**Supplied entries:**
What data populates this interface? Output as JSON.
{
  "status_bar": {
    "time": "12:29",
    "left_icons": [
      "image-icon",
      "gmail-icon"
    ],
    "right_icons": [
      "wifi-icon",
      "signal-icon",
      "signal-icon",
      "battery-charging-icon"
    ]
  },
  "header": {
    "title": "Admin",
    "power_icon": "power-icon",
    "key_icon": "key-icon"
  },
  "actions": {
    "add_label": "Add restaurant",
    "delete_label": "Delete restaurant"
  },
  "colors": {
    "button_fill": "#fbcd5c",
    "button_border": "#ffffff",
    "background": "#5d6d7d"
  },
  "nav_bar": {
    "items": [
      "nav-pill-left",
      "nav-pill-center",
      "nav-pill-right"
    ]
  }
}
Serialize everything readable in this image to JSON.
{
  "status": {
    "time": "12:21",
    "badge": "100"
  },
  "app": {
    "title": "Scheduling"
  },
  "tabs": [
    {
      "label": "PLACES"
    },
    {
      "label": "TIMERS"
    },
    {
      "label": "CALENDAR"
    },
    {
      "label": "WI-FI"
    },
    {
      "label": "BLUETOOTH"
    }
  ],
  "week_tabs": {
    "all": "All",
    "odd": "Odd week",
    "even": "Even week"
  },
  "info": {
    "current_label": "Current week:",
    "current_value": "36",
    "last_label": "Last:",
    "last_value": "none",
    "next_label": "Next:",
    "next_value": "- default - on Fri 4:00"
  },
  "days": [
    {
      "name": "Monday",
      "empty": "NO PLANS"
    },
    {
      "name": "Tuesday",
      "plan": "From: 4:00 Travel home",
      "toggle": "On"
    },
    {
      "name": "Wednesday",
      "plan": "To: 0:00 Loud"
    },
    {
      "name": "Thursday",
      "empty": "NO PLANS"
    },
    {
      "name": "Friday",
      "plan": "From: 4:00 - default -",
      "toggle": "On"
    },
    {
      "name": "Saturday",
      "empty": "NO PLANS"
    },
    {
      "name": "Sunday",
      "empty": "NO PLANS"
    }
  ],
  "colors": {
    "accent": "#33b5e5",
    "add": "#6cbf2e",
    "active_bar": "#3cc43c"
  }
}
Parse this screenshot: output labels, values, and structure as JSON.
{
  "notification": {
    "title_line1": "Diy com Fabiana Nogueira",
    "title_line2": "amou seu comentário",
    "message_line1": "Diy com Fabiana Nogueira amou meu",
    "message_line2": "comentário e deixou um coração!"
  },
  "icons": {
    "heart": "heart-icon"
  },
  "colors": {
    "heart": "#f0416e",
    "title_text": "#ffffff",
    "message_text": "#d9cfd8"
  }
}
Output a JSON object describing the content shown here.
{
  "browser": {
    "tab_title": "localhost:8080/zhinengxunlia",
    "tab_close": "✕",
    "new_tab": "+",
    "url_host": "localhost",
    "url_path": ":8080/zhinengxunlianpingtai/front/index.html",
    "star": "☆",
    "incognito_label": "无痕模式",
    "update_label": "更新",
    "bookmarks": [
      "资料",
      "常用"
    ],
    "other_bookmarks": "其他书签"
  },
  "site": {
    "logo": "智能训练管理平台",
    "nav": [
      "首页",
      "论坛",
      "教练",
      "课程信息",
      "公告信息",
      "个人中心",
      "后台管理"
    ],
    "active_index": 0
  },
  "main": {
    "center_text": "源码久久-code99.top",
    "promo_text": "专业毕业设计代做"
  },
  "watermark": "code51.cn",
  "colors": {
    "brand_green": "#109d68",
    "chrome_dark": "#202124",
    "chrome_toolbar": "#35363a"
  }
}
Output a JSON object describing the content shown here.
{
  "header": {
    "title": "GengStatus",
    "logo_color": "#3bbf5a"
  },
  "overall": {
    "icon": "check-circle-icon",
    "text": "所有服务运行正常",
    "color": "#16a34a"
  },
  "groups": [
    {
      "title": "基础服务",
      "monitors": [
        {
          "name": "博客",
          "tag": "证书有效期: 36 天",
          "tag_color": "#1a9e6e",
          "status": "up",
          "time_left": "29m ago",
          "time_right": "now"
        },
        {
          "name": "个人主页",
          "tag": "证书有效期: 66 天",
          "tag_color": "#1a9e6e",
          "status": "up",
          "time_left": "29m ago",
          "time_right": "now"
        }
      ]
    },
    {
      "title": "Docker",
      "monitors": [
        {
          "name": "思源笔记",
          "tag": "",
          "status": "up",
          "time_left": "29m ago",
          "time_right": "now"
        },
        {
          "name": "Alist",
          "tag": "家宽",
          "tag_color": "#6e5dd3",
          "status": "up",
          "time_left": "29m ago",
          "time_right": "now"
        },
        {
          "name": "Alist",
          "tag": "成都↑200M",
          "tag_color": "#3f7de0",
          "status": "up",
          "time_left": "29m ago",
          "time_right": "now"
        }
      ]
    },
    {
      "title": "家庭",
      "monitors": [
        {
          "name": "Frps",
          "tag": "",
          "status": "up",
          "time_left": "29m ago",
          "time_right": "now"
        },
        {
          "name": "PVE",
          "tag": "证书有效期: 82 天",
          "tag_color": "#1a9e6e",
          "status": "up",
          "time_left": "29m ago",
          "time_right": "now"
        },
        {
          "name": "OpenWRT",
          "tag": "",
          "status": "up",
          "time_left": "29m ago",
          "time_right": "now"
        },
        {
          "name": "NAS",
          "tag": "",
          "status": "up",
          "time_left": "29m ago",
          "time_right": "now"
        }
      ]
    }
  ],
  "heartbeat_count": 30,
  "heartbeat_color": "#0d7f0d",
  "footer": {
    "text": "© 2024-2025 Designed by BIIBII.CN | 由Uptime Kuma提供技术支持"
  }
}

**Objective:** Every line above that contains the word "restaurant" should be reported.

**Exercise result:**
    "add_label": "Add restaurant",
    "delete_label": "Delete restaurant"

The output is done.